De facto, não é mais necessário recorrer às polícias políticas, à tortura e às violações grosseiras dos direitos fundamentais para que os objectivos dos que não aceitam a divergência sejam alcançados. Basta que se “assolem” os mercados contra os dissidentes, que se mobilizem as agências de rating, se anunciem perigos e dramas iminentes que a comunicação social se encarregará de fazer o resto, amplificando o que possa não estar a correr bem e criando, mediante uma gigantesca manipulação da realidade, as condições ideais para que o resultado pretendido se alcance por si, naturalmente, sem a aparente interferência de qualquer elemento anómalo, repondo, assim, muito mais rapidamente do que se poderia supor, a situação anterior.

No Brasil, a situação é diferente, o contexto não é semelhante ao europeu, mas os objectivos, embora recorrendo a instrumentos em parte diferentes, são exactamente os mesmos e visam os mesmos fins.

.....

TAREFA PROPOSTA 1 =>
Edite as linhas dos registros desde o início até a que contém "- map-marker[interactable]: [346, 926, 372, 962]", inclusive, substituindo "close-tab-icon" por "tab-close-icon" e mantendo todo o resto igual.

Dados armazenados
.....

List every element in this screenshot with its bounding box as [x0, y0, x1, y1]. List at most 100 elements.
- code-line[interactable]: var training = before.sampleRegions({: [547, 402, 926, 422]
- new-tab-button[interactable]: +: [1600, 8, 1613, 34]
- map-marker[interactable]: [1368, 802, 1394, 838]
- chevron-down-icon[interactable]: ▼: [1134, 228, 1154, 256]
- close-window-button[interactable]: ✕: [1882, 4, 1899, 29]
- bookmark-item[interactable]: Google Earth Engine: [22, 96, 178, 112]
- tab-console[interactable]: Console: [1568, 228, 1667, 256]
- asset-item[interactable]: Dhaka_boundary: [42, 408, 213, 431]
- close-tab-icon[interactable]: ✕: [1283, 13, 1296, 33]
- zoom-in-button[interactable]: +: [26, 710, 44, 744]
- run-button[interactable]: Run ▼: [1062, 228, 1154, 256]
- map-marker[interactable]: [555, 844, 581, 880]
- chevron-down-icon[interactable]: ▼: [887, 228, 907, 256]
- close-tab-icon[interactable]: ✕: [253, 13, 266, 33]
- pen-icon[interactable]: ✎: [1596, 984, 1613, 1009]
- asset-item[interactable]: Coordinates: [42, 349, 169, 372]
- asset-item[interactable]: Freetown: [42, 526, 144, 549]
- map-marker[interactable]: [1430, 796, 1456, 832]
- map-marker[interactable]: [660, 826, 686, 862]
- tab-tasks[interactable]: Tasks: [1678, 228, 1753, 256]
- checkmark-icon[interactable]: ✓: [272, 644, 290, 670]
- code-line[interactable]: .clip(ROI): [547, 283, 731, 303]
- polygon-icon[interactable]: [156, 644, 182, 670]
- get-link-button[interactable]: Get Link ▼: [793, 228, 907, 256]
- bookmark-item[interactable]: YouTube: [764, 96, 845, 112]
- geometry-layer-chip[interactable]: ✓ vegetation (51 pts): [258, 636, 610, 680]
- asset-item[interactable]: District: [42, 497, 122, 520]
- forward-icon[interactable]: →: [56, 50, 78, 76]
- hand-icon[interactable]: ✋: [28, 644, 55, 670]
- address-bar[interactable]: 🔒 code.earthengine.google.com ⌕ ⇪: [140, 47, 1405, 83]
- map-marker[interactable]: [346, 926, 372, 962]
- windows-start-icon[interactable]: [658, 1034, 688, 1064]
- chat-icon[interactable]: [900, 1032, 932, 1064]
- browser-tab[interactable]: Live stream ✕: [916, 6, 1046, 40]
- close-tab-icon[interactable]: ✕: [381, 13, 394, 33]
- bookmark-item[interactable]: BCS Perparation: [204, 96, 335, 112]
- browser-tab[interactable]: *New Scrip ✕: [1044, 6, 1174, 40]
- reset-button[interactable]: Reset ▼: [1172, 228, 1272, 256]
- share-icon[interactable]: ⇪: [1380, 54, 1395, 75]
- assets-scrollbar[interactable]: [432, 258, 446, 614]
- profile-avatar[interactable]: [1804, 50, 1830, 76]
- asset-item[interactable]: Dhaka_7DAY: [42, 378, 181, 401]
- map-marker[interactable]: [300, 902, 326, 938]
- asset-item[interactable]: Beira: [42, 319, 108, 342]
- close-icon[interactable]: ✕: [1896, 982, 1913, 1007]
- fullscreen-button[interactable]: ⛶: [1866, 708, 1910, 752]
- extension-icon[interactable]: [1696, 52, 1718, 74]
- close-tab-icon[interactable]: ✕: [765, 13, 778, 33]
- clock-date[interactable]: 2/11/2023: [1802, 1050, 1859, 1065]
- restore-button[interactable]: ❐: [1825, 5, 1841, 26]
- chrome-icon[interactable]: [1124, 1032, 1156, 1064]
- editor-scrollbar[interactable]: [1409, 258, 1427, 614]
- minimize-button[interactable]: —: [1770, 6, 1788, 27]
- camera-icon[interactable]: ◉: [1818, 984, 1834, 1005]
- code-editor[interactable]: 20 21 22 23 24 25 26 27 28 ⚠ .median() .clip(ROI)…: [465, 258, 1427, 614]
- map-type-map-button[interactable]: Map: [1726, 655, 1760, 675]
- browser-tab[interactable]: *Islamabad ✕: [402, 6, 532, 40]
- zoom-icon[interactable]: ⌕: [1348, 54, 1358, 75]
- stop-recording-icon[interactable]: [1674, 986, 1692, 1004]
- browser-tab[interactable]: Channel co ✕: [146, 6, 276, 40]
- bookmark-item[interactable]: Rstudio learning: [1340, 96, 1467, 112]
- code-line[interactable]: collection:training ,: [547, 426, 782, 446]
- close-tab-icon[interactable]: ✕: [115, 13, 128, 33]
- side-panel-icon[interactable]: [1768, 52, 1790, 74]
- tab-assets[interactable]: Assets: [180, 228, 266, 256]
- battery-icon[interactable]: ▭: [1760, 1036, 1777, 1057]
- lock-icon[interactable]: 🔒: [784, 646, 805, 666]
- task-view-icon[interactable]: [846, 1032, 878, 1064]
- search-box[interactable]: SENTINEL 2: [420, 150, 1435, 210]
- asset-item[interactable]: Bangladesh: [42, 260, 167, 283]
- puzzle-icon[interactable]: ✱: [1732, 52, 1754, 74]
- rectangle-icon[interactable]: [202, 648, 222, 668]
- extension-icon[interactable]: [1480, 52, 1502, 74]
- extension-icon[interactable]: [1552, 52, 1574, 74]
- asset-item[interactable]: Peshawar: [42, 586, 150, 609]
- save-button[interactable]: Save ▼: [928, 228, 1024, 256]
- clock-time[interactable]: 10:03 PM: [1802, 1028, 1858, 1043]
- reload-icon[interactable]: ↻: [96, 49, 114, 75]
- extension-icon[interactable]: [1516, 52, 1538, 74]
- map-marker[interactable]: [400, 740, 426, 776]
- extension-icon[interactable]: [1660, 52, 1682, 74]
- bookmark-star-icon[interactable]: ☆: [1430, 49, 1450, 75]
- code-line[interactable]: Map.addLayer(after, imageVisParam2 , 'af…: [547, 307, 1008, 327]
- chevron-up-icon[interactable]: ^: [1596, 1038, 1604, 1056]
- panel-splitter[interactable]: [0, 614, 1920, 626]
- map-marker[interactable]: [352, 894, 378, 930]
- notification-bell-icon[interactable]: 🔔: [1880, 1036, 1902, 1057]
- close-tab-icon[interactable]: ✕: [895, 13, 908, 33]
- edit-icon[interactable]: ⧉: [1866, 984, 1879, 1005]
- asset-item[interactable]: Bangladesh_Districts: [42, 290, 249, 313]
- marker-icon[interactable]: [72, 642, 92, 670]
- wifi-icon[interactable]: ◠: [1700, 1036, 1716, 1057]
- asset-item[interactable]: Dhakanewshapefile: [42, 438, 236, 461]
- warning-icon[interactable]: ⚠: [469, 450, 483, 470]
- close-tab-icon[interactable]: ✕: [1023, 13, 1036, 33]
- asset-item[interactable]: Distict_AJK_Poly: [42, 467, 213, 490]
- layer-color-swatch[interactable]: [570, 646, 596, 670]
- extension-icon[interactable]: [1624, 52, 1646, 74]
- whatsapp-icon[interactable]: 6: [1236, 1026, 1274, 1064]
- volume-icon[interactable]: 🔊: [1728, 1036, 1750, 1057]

.....

TAREFA PROPOSTA 2 =>
Por favor, liste os meios que, segundo o trecho, já não é necessário usar para alcançar os objetivos dos que não aceitam a divergência.

RESPOSTA FINAL 1 =>
List every element in this screenshot with its bounding box as [x0, y0, x1, y1]. List at most 100 elements.
- code-line[interactable]: var training = before.sampleRegions({: [547, 402, 926, 422]
- new-tab-button[interactable]: +: [1600, 8, 1613, 34]
- map-marker[interactable]: [1368, 802, 1394, 838]
- chevron-down-icon[interactable]: ▼: [1134, 228, 1154, 256]
- close-window-button[interactable]: ✕: [1882, 4, 1899, 29]
- bookmark-item[interactable]: Google Earth Engine: [22, 96, 178, 112]
- tab-console[interactable]: Console: [1568, 228, 1667, 256]
- asset-item[interactable]: Dhaka_boundary: [42, 408, 213, 431]
- tab-close-icon[interactable]: ✕: [1283, 13, 1296, 33]
- zoom-in-button[interactable]: +: [26, 710, 44, 744]
- run-button[interactable]: Run ▼: [1062, 228, 1154, 256]
- map-marker[interactable]: [555, 844, 581, 880]
- chevron-down-icon[interactable]: ▼: [887, 228, 907, 256]
- tab-close-icon[interactable]: ✕: [253, 13, 266, 33]
- pen-icon[interactable]: ✎: [1596, 984, 1613, 1009]
- asset-item[interactable]: Coordinates: [42, 349, 169, 372]
- asset-item[interactable]: Freetown: [42, 526, 144, 549]
- map-marker[interactable]: [1430, 796, 1456, 832]
- map-marker[interactable]: [660, 826, 686, 862]
- tab-tasks[interactable]: Tasks: [1678, 228, 1753, 256]
- checkmark-icon[interactable]: ✓: [272, 644, 290, 670]
- code-line[interactable]: .clip(ROI): [547, 283, 731, 303]
- polygon-icon[interactable]: [156, 644, 182, 670]
- get-link-button[interactable]: Get Link ▼: [793, 228, 907, 256]
- bookmark-item[interactable]: YouTube: [764, 96, 845, 112]
- geometry-layer-chip[interactable]: ✓ vegetation (51 pts): [258, 636, 610, 680]
- asset-item[interactable]: District: [42, 497, 122, 520]
- forward-icon[interactable]: →: [56, 50, 78, 76]
- hand-icon[interactable]: ✋: [28, 644, 55, 670]
- address-bar[interactable]: 🔒 code.earthengine.google.com ⌕ ⇪: [140, 47, 1405, 83]
- map-marker[interactable]: [346, 926, 372, 962]

RESPOSTA FINAL 2 =>
- polícias políticas
- tortura
- violações grosseiras dos direitos fundamentais